→ Material supplied:
#####

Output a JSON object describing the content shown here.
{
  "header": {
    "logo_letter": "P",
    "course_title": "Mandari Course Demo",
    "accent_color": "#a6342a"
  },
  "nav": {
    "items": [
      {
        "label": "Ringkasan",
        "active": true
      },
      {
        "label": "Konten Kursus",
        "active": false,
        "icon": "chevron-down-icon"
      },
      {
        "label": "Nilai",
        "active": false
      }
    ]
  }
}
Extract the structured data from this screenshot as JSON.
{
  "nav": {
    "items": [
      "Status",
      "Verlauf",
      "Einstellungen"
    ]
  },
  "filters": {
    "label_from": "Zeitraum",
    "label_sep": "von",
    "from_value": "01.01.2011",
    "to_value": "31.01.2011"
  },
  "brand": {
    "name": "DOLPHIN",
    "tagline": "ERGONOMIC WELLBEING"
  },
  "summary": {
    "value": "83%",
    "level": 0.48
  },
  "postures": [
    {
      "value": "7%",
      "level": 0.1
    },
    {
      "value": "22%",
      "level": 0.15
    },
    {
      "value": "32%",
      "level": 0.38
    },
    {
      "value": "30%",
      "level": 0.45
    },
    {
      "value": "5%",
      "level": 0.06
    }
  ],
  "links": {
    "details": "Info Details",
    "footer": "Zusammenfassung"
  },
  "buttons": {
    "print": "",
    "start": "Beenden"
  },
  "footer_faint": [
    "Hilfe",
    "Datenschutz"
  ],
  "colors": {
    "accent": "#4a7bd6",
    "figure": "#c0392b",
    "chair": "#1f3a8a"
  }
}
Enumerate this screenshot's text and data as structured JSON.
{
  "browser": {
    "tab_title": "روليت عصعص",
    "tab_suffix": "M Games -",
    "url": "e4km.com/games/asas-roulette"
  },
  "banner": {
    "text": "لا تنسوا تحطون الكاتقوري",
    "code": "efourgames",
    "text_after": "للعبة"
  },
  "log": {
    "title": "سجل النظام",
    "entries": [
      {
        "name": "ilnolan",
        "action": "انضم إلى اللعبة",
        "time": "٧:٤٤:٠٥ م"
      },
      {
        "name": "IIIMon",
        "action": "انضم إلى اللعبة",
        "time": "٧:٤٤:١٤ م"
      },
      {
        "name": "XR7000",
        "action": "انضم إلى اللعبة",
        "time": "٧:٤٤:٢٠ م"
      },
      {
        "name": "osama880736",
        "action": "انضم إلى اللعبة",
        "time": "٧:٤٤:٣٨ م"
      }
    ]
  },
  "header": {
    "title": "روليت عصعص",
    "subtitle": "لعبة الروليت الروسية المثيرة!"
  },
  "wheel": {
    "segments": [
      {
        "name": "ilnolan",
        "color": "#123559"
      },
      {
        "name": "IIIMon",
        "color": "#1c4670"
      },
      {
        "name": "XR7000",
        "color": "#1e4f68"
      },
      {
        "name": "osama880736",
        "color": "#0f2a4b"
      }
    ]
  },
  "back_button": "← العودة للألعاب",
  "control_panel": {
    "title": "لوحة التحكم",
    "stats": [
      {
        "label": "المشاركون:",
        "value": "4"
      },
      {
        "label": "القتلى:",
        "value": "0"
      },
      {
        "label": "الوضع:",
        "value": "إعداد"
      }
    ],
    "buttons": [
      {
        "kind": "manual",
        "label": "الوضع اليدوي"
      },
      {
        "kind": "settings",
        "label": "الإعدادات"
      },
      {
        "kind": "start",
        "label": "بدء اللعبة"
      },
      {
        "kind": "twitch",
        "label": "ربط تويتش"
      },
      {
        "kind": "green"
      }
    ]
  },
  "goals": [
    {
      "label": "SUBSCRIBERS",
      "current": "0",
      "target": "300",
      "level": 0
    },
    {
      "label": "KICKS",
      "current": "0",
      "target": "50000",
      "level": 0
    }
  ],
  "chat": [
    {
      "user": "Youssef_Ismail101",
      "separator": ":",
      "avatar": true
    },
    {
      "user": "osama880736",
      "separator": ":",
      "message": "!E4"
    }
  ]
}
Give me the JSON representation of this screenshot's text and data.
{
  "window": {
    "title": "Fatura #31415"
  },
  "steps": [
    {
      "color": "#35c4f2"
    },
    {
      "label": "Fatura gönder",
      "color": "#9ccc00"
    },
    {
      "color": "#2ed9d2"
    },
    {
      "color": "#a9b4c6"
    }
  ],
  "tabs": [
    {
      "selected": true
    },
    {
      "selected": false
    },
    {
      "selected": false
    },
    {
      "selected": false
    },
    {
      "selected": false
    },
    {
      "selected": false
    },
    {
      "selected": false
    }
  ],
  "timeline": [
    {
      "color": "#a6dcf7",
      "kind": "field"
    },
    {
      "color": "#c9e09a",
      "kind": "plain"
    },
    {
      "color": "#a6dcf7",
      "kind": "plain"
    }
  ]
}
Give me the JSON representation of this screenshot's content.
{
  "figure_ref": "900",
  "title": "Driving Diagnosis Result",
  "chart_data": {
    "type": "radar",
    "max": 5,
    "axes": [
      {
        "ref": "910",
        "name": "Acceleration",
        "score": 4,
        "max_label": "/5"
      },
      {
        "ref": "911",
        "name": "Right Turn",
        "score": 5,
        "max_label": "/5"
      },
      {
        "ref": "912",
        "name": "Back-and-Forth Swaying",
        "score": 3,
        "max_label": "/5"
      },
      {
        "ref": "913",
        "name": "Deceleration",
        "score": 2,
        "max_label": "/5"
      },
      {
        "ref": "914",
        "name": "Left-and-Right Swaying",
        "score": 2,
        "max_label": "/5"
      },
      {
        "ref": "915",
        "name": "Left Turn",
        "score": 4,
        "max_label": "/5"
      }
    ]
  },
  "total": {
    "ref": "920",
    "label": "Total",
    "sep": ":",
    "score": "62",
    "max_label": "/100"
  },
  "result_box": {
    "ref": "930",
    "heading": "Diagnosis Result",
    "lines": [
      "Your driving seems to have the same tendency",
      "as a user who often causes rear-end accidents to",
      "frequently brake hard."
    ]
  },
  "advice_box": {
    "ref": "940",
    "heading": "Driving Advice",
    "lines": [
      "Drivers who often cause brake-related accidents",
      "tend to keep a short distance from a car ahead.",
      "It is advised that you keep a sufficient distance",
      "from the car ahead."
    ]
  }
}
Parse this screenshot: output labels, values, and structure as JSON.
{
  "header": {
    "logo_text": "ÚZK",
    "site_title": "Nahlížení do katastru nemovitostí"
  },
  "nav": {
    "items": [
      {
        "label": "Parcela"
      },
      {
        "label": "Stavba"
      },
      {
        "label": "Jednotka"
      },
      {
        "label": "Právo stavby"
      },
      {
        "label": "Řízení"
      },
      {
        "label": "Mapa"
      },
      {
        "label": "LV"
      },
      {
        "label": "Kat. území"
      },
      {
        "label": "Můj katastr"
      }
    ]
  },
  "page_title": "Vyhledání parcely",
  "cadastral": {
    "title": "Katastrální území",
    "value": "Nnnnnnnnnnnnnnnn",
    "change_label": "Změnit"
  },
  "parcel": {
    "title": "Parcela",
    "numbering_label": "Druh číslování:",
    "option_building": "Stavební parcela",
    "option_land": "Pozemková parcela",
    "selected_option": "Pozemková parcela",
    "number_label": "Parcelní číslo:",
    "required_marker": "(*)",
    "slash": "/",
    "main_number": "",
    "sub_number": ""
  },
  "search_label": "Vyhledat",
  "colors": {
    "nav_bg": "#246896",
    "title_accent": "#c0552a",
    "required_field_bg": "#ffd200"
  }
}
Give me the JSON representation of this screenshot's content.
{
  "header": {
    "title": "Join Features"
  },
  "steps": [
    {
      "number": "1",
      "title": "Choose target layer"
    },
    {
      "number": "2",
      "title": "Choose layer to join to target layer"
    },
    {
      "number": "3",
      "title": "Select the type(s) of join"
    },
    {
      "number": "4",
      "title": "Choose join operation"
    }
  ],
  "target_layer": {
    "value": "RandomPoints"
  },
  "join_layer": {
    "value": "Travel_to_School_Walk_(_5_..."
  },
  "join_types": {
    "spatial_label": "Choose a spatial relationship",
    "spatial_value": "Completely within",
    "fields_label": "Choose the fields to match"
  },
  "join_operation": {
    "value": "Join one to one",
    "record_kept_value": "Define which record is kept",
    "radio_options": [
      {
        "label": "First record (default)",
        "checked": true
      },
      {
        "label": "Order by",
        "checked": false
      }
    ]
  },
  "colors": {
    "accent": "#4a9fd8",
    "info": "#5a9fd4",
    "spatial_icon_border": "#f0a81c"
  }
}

#####

→ Written exercise:
Pick out all the lines with the word "screenshot" in them and copy them.

→ Correct response:
Extract the structured data from this screenshot as JSON.
Enumerate this screenshot's text and data as structured JSON.
Give me the JSON representation of this screenshot's text and data.
Give me the JSON representation of this screenshot's content.
Parse this screenshot: output labels, values, and structure as JSON.
Give me the JSON representation of this screenshot's content.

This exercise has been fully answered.